— start of DATA —

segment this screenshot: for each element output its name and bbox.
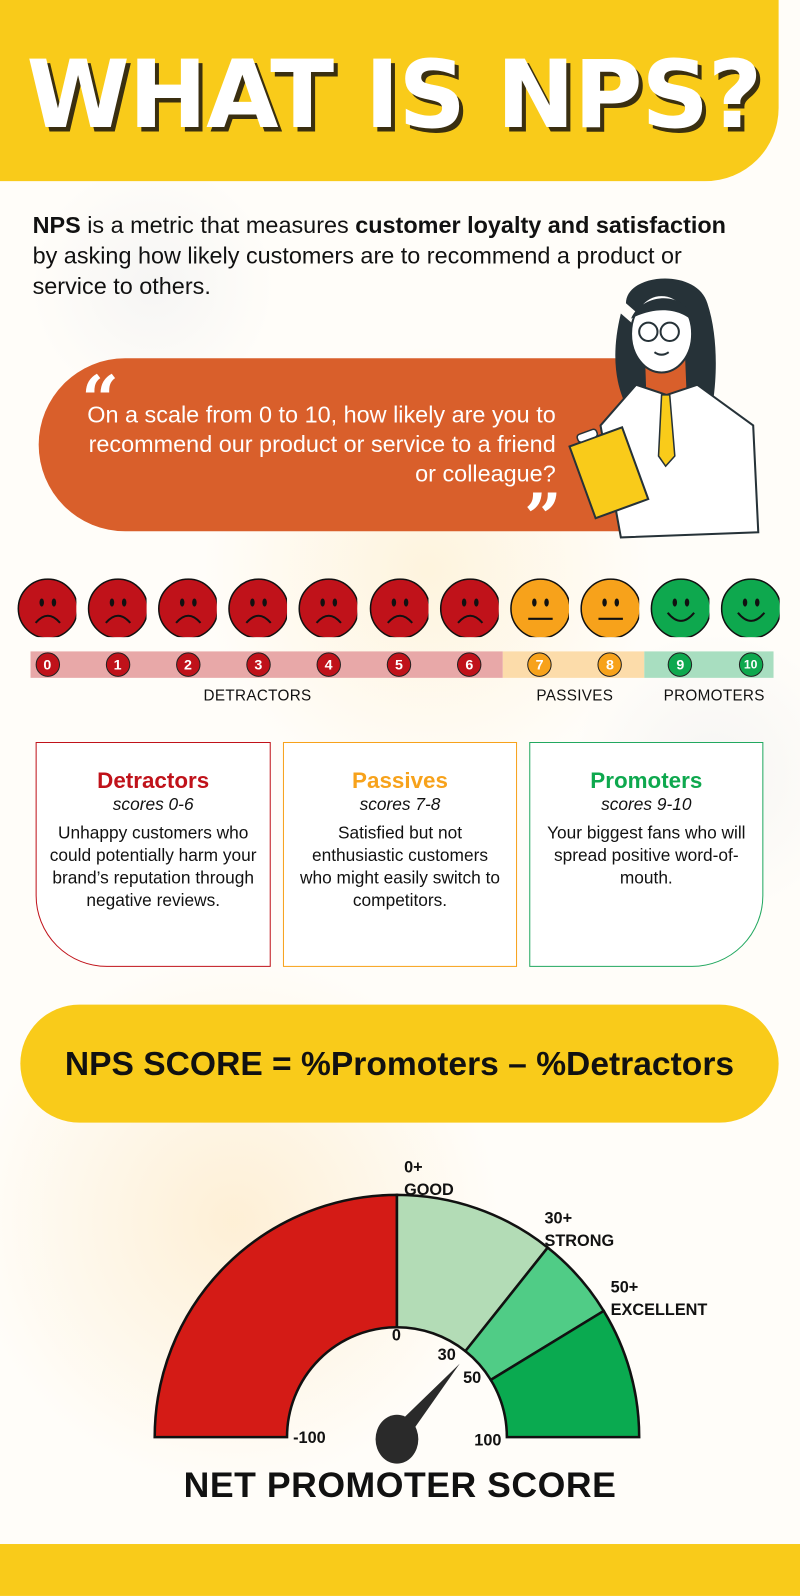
score-badge: 7	[527, 652, 552, 677]
score-badge: 10	[738, 652, 763, 677]
sad-face-icon	[439, 578, 499, 638]
card-description: Your biggest fans who will spread positi…	[547, 823, 746, 888]
sad-face-icon	[228, 578, 288, 638]
gauge-title: NET PROMOTER SCORE	[183, 1465, 617, 1506]
neutral-face-icon	[580, 578, 639, 638]
gauge-tick-label: 50	[463, 1369, 481, 1387]
score-badge: 2	[175, 652, 201, 677]
sad-face-icon	[369, 578, 428, 638]
card-title: Detractors	[97, 767, 210, 793]
nps-formula: NPS SCORE = %Promoters – %Detractors	[20, 1004, 779, 1123]
card-description: Satisfied but not enthusiastic customers…	[299, 823, 501, 910]
gauge-band-value: 0+	[404, 1159, 423, 1177]
passive-band	[502, 651, 645, 678]
gauge-tick-label: 30	[438, 1346, 456, 1364]
survey-question: On a scale from 0 to 10, how likely are …	[87, 401, 556, 487]
neutral-face-icon	[509, 578, 569, 638]
card-description: Unhappy customers who could potentially …	[49, 823, 257, 910]
gauge-band-label: GOOD	[404, 1181, 454, 1199]
gauge-band-value: 50+	[611, 1279, 639, 1297]
sad-face-icon	[87, 578, 147, 638]
footer-bar	[0, 1544, 800, 1596]
sad-face-icon	[298, 578, 358, 638]
happy-face-icon	[650, 578, 710, 638]
intro-paragraph: NPS is a metric that measures customer l…	[33, 210, 745, 302]
card-title: Passives	[352, 767, 448, 793]
score-badge: 8	[597, 652, 623, 677]
score-badge: 4	[316, 652, 341, 677]
promoters-label: PROMOTERS	[663, 687, 765, 705]
passives-label: PASSIVES	[536, 687, 614, 705]
close-quote-icon: ”	[524, 480, 562, 557]
score-badge: 5	[386, 652, 412, 677]
passives-card: Passives scores 7-8 Satisfied but not en…	[282, 741, 518, 967]
gauge-needle-hub	[375, 1414, 419, 1464]
promoters-card: Promoters scores 9-10 Your biggest fans …	[529, 741, 764, 967]
header-banner	[0, 0, 779, 182]
card-scores: scores 0-6	[112, 794, 194, 815]
intro-text-part: NPS	[32, 211, 81, 239]
gauge-band-label: EXCELLENT	[611, 1301, 708, 1319]
happy-face-icon	[720, 578, 780, 638]
intro-text-part: is a metric that measures	[80, 211, 356, 239]
gauge-band-value: 30+	[545, 1209, 573, 1227]
card-scores: scores 9-10	[601, 794, 692, 815]
gauge-tick-label: 0	[392, 1326, 401, 1344]
score-badge: 0	[35, 652, 60, 677]
detractors-card: Detractors scores 0-6 Unhappy customers …	[35, 741, 271, 967]
gauge-tick-label: 100	[474, 1431, 501, 1449]
nps-gauge: -100 0 30 50 100 0+ GOOD 30+ STRONG 50+ EXCELLENT	[153, 1159, 708, 1464]
sad-face-icon	[17, 578, 77, 638]
intro-text-part: by asking how likely customers are to re…	[32, 242, 682, 300]
gauge-tick-label: -100	[293, 1429, 326, 1447]
card-scores: scores 7-8	[359, 794, 441, 815]
intro-text-part: customer loyalty and satisfaction	[355, 211, 726, 239]
score-badge: 9	[668, 652, 693, 677]
score-badge: 3	[246, 652, 271, 677]
woman-with-clipboard-illustration	[568, 278, 760, 539]
score-badge: 6	[457, 652, 482, 677]
page-title: WHAT IS NPS?	[26, 40, 762, 150]
gauge-segment	[489, 1309, 641, 1439]
sad-face-icon	[158, 578, 217, 638]
open-quote-icon: “	[81, 362, 119, 439]
score-badge: 1	[105, 652, 130, 677]
card-title: Promoters	[590, 767, 703, 793]
detractors-label: DETRACTORS	[203, 687, 312, 705]
gauge-band-label: STRONG	[545, 1232, 615, 1250]
gauge-segment	[153, 1193, 399, 1439]
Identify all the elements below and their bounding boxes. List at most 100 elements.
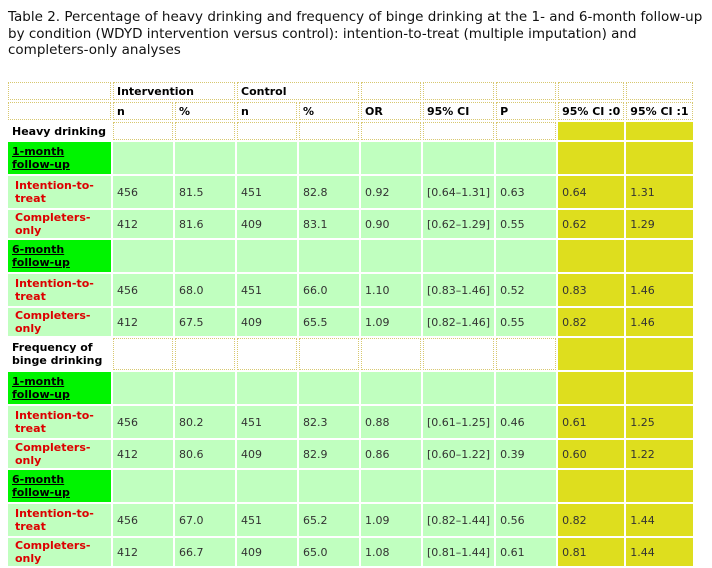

— end of DATA —

→ PROBLEM TO SOLVE
Starting with the line with "652, 552, 677]" and going on through the line with "578, 639, 638]", write out those records again, swapping "sad-face-icon" for "unhappy-face-icon" and keeping everything else the same.

→ EXERCISE ANSWER
score-badge: 7	[527, 652, 552, 677]
score-badge: 10	[738, 652, 763, 677]
unhappy-face-icon	[439, 578, 499, 638]
card-description: Your biggest fans who will spread positi…	[547, 823, 746, 888]
unhappy-face-icon	[228, 578, 288, 638]
gauge-title: NET PROMOTER SCORE	[183, 1465, 617, 1506]
neutral-face-icon	[580, 578, 639, 638]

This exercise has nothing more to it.